------ RECORDS SUPPLIED ------

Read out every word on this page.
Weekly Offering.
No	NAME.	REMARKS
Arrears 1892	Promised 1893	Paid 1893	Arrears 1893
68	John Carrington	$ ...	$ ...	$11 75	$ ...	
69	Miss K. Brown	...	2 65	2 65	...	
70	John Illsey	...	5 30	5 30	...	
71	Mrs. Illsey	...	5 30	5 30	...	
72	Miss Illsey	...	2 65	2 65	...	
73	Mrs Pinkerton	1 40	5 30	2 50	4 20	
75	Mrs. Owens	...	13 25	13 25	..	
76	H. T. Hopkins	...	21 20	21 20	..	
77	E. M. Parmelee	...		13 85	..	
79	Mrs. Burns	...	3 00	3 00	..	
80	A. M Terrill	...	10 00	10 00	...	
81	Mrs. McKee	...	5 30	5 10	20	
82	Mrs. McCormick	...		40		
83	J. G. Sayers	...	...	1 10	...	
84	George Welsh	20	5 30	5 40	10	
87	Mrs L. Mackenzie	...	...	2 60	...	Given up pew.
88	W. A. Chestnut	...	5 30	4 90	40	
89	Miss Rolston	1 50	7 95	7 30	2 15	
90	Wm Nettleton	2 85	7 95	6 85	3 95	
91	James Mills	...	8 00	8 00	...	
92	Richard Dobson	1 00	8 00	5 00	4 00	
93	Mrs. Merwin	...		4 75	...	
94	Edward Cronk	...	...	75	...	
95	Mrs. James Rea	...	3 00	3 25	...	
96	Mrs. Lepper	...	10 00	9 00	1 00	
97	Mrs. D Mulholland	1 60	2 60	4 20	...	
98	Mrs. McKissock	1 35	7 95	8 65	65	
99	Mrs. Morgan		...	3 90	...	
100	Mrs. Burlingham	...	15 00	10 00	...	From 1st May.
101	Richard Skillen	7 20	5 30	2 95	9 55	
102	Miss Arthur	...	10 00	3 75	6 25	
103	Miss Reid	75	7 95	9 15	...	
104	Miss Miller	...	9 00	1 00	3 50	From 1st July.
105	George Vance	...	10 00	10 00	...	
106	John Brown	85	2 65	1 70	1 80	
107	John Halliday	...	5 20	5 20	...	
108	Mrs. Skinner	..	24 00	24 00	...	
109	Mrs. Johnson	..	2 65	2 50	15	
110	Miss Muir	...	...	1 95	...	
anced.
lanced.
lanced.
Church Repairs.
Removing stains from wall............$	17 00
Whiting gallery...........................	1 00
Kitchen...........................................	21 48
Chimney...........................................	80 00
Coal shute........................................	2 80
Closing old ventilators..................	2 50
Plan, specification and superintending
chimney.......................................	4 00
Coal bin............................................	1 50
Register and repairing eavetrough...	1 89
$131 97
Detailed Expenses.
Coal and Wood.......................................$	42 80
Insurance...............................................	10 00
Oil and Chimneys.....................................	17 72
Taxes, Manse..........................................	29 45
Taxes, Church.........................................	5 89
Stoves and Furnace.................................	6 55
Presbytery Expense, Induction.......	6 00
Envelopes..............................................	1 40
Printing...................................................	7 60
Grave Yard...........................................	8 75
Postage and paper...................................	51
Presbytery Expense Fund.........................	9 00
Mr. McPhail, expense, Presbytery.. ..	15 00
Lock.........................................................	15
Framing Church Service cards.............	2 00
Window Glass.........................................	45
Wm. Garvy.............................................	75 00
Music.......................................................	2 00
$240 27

------

> _PROBLEM DESCRIPTION_:
In the listing, find all lines with the string "Richard" and copy them.

> _TASK ANSWER_:
92	Richard Dobson	1 00	8 00	5 00	4 00	
101	Richard Skillen	7 20	5 30	2 95	9 55	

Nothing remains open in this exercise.